--- BEGIN DATA SUPPLIED ---

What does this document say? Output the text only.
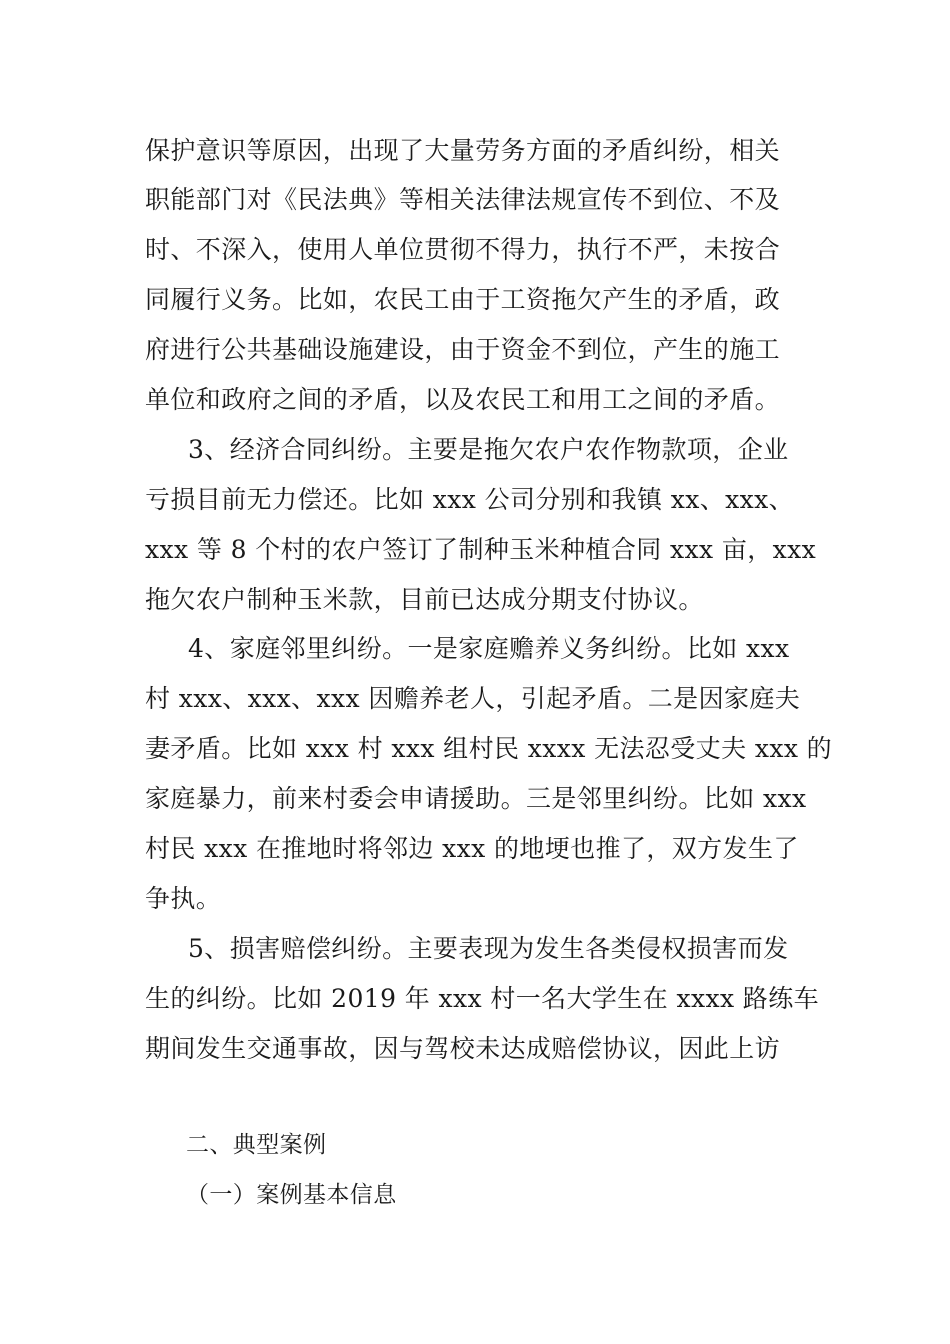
保护意识等原因，出现了大量劳务方面的矛盾纠纷，相关
职能部门对《民法典》等相关法律法规宣传不到位、不及
时、不深入，使用人单位贯彻不得力，执行不严，未按合
同履行义务。比如，农民工由于工资拖欠产生的矛盾，政
府进行公共基础设施建设，由于资金不到位，产生的施工
单位和政府之间的矛盾，以及农民工和用工之间的矛盾。
3、经济合同纠纷。主要是拖欠农户农作物款项，企业
亏损目前无力偿还。比如 xxx 公司分别和我镇 xx、xxx、
xxx 等 8 个村的农户签订了制种玉米种植合同 xxx 亩，xxx
拖欠农户制种玉米款，目前已达成分期支付协议。
4、家庭邻里纠纷。一是家庭赡养义务纠纷。比如 xxx
村 xxx、xxx、xxx 因赡养老人，引起矛盾。二是因家庭夫
妻矛盾。比如 xxx 村 xxx 组村民 xxxx 无法忍受丈夫 xxx 的
家庭暴力，前来村委会申请援助。三是邻里纠纷。比如 xxx
村民 xxx 在推地时将邻边 xxx 的地埂也推了，双方发生了
争执。
5、损害赔偿纠纷。主要表现为发生各类侵权损害而发
生的纠纷。比如 2019 年 xxx 村一名大学生在 xxxx 路练车
期间发生交通事故，因与驾校未达成赔偿协议，因此上访
二、典型案例
（一）案例基本信息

--- END DATA SUPPLIED ---

From the records, copy every line that has the string "xxxx" in it.

妻矛盾。比如 xxx 村 xxx 组村民 xxxx 无法忍受丈夫 xxx 的
生的纠纷。比如 2019 年 xxx 村一名大学生在 xxxx 路练车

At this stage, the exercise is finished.